● Stated task
Reproduce the listing below exactly. Pictures do not belong in the copy.

Start

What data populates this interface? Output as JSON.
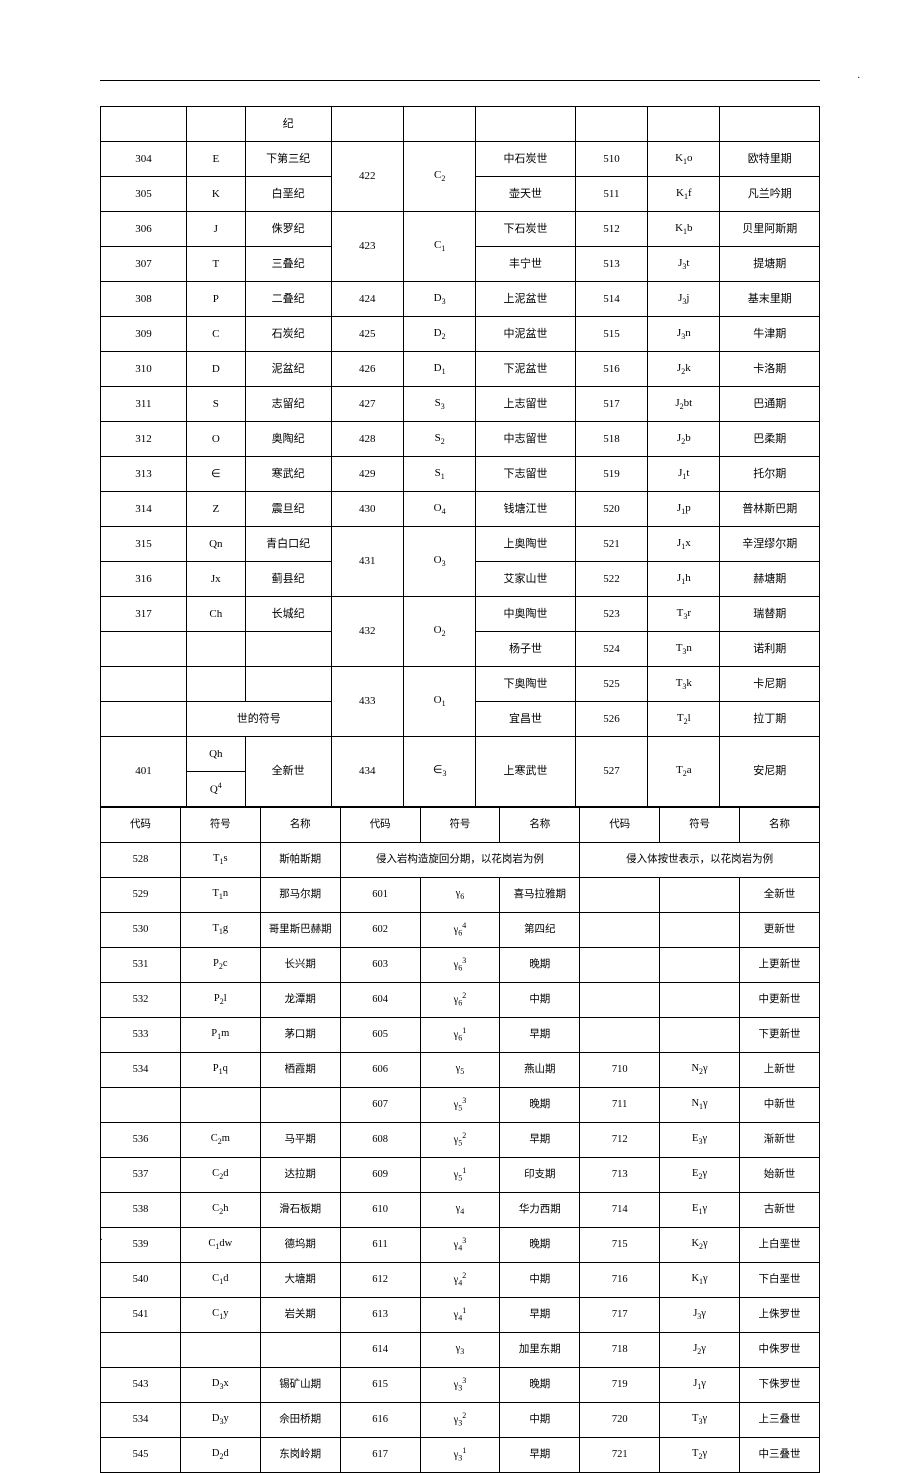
{
  "t1": [
    [
      "",
      "",
      "纪",
      "",
      "",
      "",
      "",
      "",
      ""
    ],
    [
      "304",
      "E",
      "下第三纪",
      "422",
      "C₂",
      "中石炭世",
      "510",
      "K₁o",
      "欧特里期"
    ],
    [
      "305",
      "K",
      "白垩纪",
      "",
      "",
      "壶天世",
      "511",
      "K₁f",
      "凡兰吟期"
    ],
    [
      "306",
      "J",
      "侏罗纪",
      "423",
      "C₁",
      "下石炭世",
      "512",
      "K₁b",
      "贝里阿斯期"
    ],
    [
      "307",
      "T",
      "三叠纪",
      "",
      "",
      "丰宁世",
      "513",
      "J₃t",
      "提塘期"
    ],
    [
      "308",
      "P",
      "二叠纪",
      "424",
      "D₃",
      "上泥盆世",
      "514",
      "J₃j",
      "基末里期"
    ],
    [
      "309",
      "C",
      "石炭纪",
      "425",
      "D₂",
      "中泥盆世",
      "515",
      "J₃n",
      "牛津期"
    ],
    [
      "310",
      "D",
      "泥盆纪",
      "426",
      "D₁",
      "下泥盆世",
      "516",
      "J₂k",
      "卡洛期"
    ],
    [
      "311",
      "S",
      "志留纪",
      "427",
      "S₃",
      "上志留世",
      "517",
      "J₂bt",
      "巴通期"
    ],
    [
      "312",
      "O",
      "奥陶纪",
      "428",
      "S₂",
      "中志留世",
      "518",
      "J₂b",
      "巴柔期"
    ],
    [
      "313",
      "∈",
      "寒武纪",
      "429",
      "S₁",
      "下志留世",
      "519",
      "J₁t",
      "托尔期"
    ],
    [
      "314",
      "Z",
      "震旦纪",
      "430",
      "O₄",
      "钱塘江世",
      "520",
      "J₁p",
      "普林斯巴期"
    ],
    [
      "315",
      "Qn",
      "青白口纪",
      "431",
      "O₃",
      "上奥陶世",
      "521",
      "J₁x",
      "辛涅缪尔期"
    ],
    [
      "316",
      "Jx",
      "蓟县纪",
      "",
      "",
      "艾家山世",
      "522",
      "J₁h",
      "赫塘期"
    ],
    [
      "317",
      "Ch",
      "长城纪",
      "432",
      "O₂",
      "中奥陶世",
      "523",
      "T₃r",
      "瑞替期"
    ],
    [
      "",
      "",
      "",
      "",
      "",
      "杨子世",
      "524",
      "T₃n",
      "诺利期"
    ],
    [
      "",
      "",
      "",
      "433",
      "O₁",
      "下奥陶世",
      "525",
      "T₃k",
      "卡尼期"
    ],
    [
      "",
      "",
      "世的符号",
      "",
      "",
      "宜昌世",
      "526",
      "T₂l",
      "拉丁期"
    ],
    [
      "401",
      "Qh",
      "全新世",
      "434",
      "∈₃",
      "上寒武世",
      "527",
      "T₂a",
      "安尼期"
    ],
    [
      "",
      "Q⁴",
      "",
      "",
      "",
      "",
      "",
      "",
      ""
    ]
  ],
  "hdr": [
    "代码",
    "符号",
    "名称",
    "代码",
    "符号",
    "名称",
    "代码",
    "符号",
    "名称"
  ],
  "t2": [
    [
      "528",
      "T₁s",
      "斯帕斯期",
      "侵入岩构造旋回分期，以花岗岩为例",
      "",
      "",
      "侵入体按世表示，以花岗岩为例",
      "",
      ""
    ],
    [
      "529",
      "T₁n",
      "那马尔期",
      "601",
      "γ₆",
      "喜马拉雅期",
      "",
      "",
      "全新世"
    ],
    [
      "530",
      "T₁g",
      "哥里斯巴赫期",
      "602",
      "γ₆⁴",
      "第四纪",
      "",
      "",
      "更新世"
    ],
    [
      "531",
      "P₂c",
      "长兴期",
      "603",
      "γ₆³",
      "晚期",
      "",
      "",
      "上更新世"
    ],
    [
      "532",
      "P₂l",
      "龙潭期",
      "604",
      "γ₆²",
      "中期",
      "",
      "",
      "中更新世"
    ],
    [
      "533",
      "P₁m",
      "茅口期",
      "605",
      "γ₆¹",
      "早期",
      "",
      "",
      "下更新世"
    ],
    [
      "534",
      "P₁q",
      "栖霞期",
      "606",
      "γ₅",
      "燕山期",
      "710",
      "N₂γ",
      "上新世"
    ],
    [
      "",
      "",
      "",
      "607",
      "γ₅³",
      "晚期",
      "711",
      "N₁γ",
      "中新世"
    ],
    [
      "536",
      "C₂m",
      "马平期",
      "608",
      "γ₅²",
      "早期",
      "712",
      "E₃γ",
      "渐新世"
    ],
    [
      "537",
      "C₂d",
      "达拉期",
      "609",
      "γ₅¹",
      "印支期",
      "713",
      "E₂γ",
      "始新世"
    ],
    [
      "538",
      "C₂h",
      "滑石板期",
      "610",
      "γ₄",
      "华力西期",
      "714",
      "E₁γ",
      "古新世"
    ],
    [
      "539",
      "C₁dw",
      "德坞期",
      "611",
      "γ₄³",
      "晚期",
      "715",
      "K₂γ",
      "上白垩世"
    ],
    [
      "540",
      "C₁d",
      "大塘期",
      "612",
      "γ₄²",
      "中期",
      "716",
      "K₁γ",
      "下白垩世"
    ],
    [
      "541",
      "C₁y",
      "岩关期",
      "613",
      "γ₄¹",
      "早期",
      "717",
      "J₃γ",
      "上侏罗世"
    ],
    [
      "",
      "",
      "",
      "614",
      "γ₃",
      "加里东期",
      "718",
      "J₂γ",
      "中侏罗世"
    ],
    [
      "543",
      "D₃x",
      "锡矿山期",
      "615",
      "γ₃³",
      "晚期",
      "719",
      "J₁γ",
      "下侏罗世"
    ],
    [
      "534",
      "D₃y",
      "佘田桥期",
      "616",
      "γ₃²",
      "中期",
      "720",
      "T₃γ",
      "上三叠世"
    ],
    [
      "545",
      "D₂d",
      "东岗岭期",
      "617",
      "γ₃¹",
      "早期",
      "721",
      "T₂γ",
      "中三叠世"
    ]
  ],
  "merges_t1": [
    {
      "r": 1,
      "c": 3,
      "rs": 2
    },
    {
      "r": 1,
      "c": 4,
      "rs": 2
    },
    {
      "r": 3,
      "c": 3,
      "rs": 2
    },
    {
      "r": 3,
      "c": 4,
      "rs": 2
    },
    {
      "r": 12,
      "c": 3,
      "rs": 1
    },
    {
      "r": 12,
      "c": 4,
      "rs": 1
    },
    {
      "r": 14,
      "c": 3,
      "rs": 2
    },
    {
      "r": 14,
      "c": 4,
      "rs": 2
    },
    {
      "r": 16,
      "c": 3,
      "rs": 2
    },
    {
      "r": 16,
      "c": 4,
      "rs": 2
    },
    {
      "r": 17,
      "c": 0,
      "cs": 2,
      "rs": 1,
      "v": ""
    },
    {
      "r": 17,
      "c": 2,
      "cs": 1,
      "rs": 1,
      "v": "世的符号"
    },
    {
      "r": 18,
      "c": 0,
      "rs": 2
    },
    {
      "r": 18,
      "c": 2,
      "rs": 2
    },
    {
      "r": 18,
      "c": 3,
      "rs": 2
    },
    {
      "r": 18,
      "c": 4,
      "rs": 2
    },
    {
      "r": 18,
      "c": 5,
      "rs": 2
    },
    {
      "r": 18,
      "c": 6,
      "rs": 2
    },
    {
      "r": 18,
      "c": 7,
      "rs": 2
    },
    {
      "r": 18,
      "c": 8,
      "rs": 2
    }
  ]
}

End

● Written response
What data populates this interface? Output as JSON.
{
  "t1": [
    [
      "",
      "",
      "纪",
      "",
      "",
      "",
      "",
      "",
      ""
    ],
    [
      "304",
      "E",
      "下第三纪",
      "422",
      "C₂",
      "中石炭世",
      "510",
      "K₁o",
      "欧特里期"
    ],
    [
      "305",
      "K",
      "白垩纪",
      "",
      "",
      "壶天世",
      "511",
      "K₁f",
      "凡兰吟期"
    ],
    [
      "306",
      "J",
      "侏罗纪",
      "423",
      "C₁",
      "下石炭世",
      "512",
      "K₁b",
      "贝里阿斯期"
    ],
    [
      "307",
      "T",
      "三叠纪",
      "",
      "",
      "丰宁世",
      "513",
      "J₃t",
      "提塘期"
    ],
    [
      "308",
      "P",
      "二叠纪",
      "424",
      "D₃",
      "上泥盆世",
      "514",
      "J₃j",
      "基末里期"
    ],
    [
      "309",
      "C",
      "石炭纪",
      "425",
      "D₂",
      "中泥盆世",
      "515",
      "J₃n",
      "牛津期"
    ],
    [
      "310",
      "D",
      "泥盆纪",
      "426",
      "D₁",
      "下泥盆世",
      "516",
      "J₂k",
      "卡洛期"
    ],
    [
      "311",
      "S",
      "志留纪",
      "427",
      "S₃",
      "上志留世",
      "517",
      "J₂bt",
      "巴通期"
    ],
    [
      "312",
      "O",
      "奥陶纪",
      "428",
      "S₂",
      "中志留世",
      "518",
      "J₂b",
      "巴柔期"
    ],
    [
      "313",
      "∈",
      "寒武纪",
      "429",
      "S₁",
      "下志留世",
      "519",
      "J₁t",
      "托尔期"
    ],
    [
      "314",
      "Z",
      "震旦纪",
      "430",
      "O₄",
      "钱塘江世",
      "520",
      "J₁p",
      "普林斯巴期"
    ],
    [
      "315",
      "Qn",
      "青白口纪",
      "431",
      "O₃",
      "上奥陶世",
      "521",
      "J₁x",
      "辛涅缪尔期"
    ],
    [
      "316",
      "Jx",
      "蓟县纪",
      "",
      "",
      "艾家山世",
      "522",
      "J₁h",
      "赫塘期"
    ],
    [
      "317",
      "Ch",
      "长城纪",
      "432",
      "O₂",
      "中奥陶世",
      "523",
      "T₃r",
      "瑞替期"
    ],
    [
      "",
      "",
      "",
      "",
      "",
      "杨子世",
      "524",
      "T₃n",
      "诺利期"
    ],
    [
      "",
      "",
      "",
      "433",
      "O₁",
      "下奥陶世",
      "525",
      "T₃k",
      "卡尼期"
    ],
    [
      "",
      "",
      "世的符号",
      "",
      "",
      "宜昌世",
      "526",
      "T₂l",
      "拉丁期"
    ],
    [
      "401",
      "Qh",
      "全新世",
      "434",
      "∈₃",
      "上寒武世",
      "527",
      "T₂a",
      "安尼期"
    ],
    [
      "",
      "Q⁴",
      "",
      "",
      "",
      "",
      "",
      "",
      ""
    ]
  ],
  "hdr": [
    "代码",
    "符号",
    "名称",
    "代码",
    "符号",
    "名称",
    "代码",
    "符号",
    "名称"
  ],
  "t2": [
    [
      "528",
      "T₁s",
      "斯帕斯期",
      "侵入岩构造旋回分期，以花岗岩为例",
      "",
      "",
      "侵入体按世表示，以花岗岩为例",
      "",
      ""
    ],
    [
      "529",
      "T₁n",
      "那马尔期",
      "601",
      "γ₆",
      "喜马拉雅期",
      "",
      "",
      "全新世"
    ],
    [
      "530",
      "T₁g",
      "哥里斯巴赫期",
      "602",
      "γ₆⁴",
      "第四纪",
      "",
      "",
      "更新世"
    ],
    [
      "531",
      "P₂c",
      "长兴期",
      "603",
      "γ₆³",
      "晚期",
      "",
      "",
      "上更新世"
    ],
    [
      "532",
      "P₂l",
      "龙潭期",
      "604",
      "γ₆²",
      "中期",
      "",
      "",
      "中更新世"
    ],
    [
      "533",
      "P₁m",
      "茅口期",
      "605",
      "γ₆¹",
      "早期",
      "",
      "",
      "下更新世"
    ],
    [
      "534",
      "P₁q",
      "栖霞期",
      "606",
      "γ₅",
      "燕山期",
      "710",
      "N₂γ",
      "上新世"
    ],
    [
      "",
      "",
      "",
      "607",
      "γ₅³",
      "晚期",
      "711",
      "N₁γ",
      "中新世"
    ],
    [
      "536",
      "C₂m",
      "马平期",
      "608",
      "γ₅²",
      "早期",
      "712",
      "E₃γ",
      "渐新世"
    ],
    [
      "537",
      "C₂d",
      "达拉期",
      "609",
      "γ₅¹",
      "印支期",
      "713",
      "E₂γ",
      "始新世"
    ],
    [
      "538",
      "C₂h",
      "滑石板期",
      "610",
      "γ₄",
      "华力西期",
      "714",
      "E₁γ",
      "古新世"
    ],
    [
      "539",
      "C₁dw",
      "德坞期",
      "611",
      "γ₄³",
      "晚期",
      "715",
      "K₂γ",
      "上白垩世"
    ],
    [
      "540",
      "C₁d",
      "大塘期",
      "612",
      "γ₄²",
      "中期",
      "716",
      "K₁γ",
      "下白垩世"
    ],
    [
      "541",
      "C₁y",
      "岩关期",
      "613",
      "γ₄¹",
      "早期",
      "717",
      "J₃γ",
      "上侏罗世"
    ],
    [
      "",
      "",
      "",
      "614",
      "γ₃",
      "加里东期",
      "718",
      "J₂γ",
      "中侏罗世"
    ],
    [
      "543",
      "D₃x",
      "锡矿山期",
      "615",
      "γ₃³",
      "晚期",
      "719",
      "J₁γ",
      "下侏罗世"
    ],
    [
      "534",
      "D₃y",
      "佘田桥期",
      "616",
      "γ₃²",
      "中期",
      "720",
      "T₃γ",
      "上三叠世"
    ],
    [
      "545",
      "D₂d",
      "东岗岭期",
      "617",
      "γ₃¹",
      "早期",
      "721",
      "T₂γ",
      "中三叠世"
    ]
  ],
  "merges_t1": [
    {
      "r": 1,
      "c": 3,
      "rs": 2
    },
    {
      "r": 1,
      "c": 4,
      "rs": 2
    },
    {
      "r": 3,
      "c": 3,
      "rs": 2
    },
    {
      "r": 3,
      "c": 4,
      "rs": 2
    },
    {
      "r": 12,
      "c": 3,
      "rs": 1
    },
    {
      "r": 12,
      "c": 4,
      "rs": 1
    },
    {
      "r": 14,
      "c": 3,
      "rs": 2
    },
    {
      "r": 14,
      "c": 4,
      "rs": 2
    },
    {
      "r": 16,
      "c": 3,
      "rs": 2
    },
    {
      "r": 16,
      "c": 4,
      "rs": 2
    },
    {
      "r": 17,
      "c": 0,
      "cs": 2,
      "rs": 1,
      "v": ""
    },
    {
      "r": 17,
      "c": 2,
      "cs": 1,
      "rs": 1,
      "v": "世的符号"
    },
    {
      "r": 18,
      "c": 0,
      "rs": 2
    },
    {
      "r": 18,
      "c": 2,
      "rs": 2
    },
    {
      "r": 18,
      "c": 3,
      "rs": 2
    },
    {
      "r": 18,
      "c": 4,
      "rs": 2
    },
    {
      "r": 18,
      "c": 5,
      "rs": 2
    },
    {
      "r": 18,
      "c": 6,
      "rs": 2
    },
    {
      "r": 18,
      "c": 7,
      "rs": 2
    },
    {
      "r": 18,
      "c": 8,
      "rs": 2
    }
  ]
}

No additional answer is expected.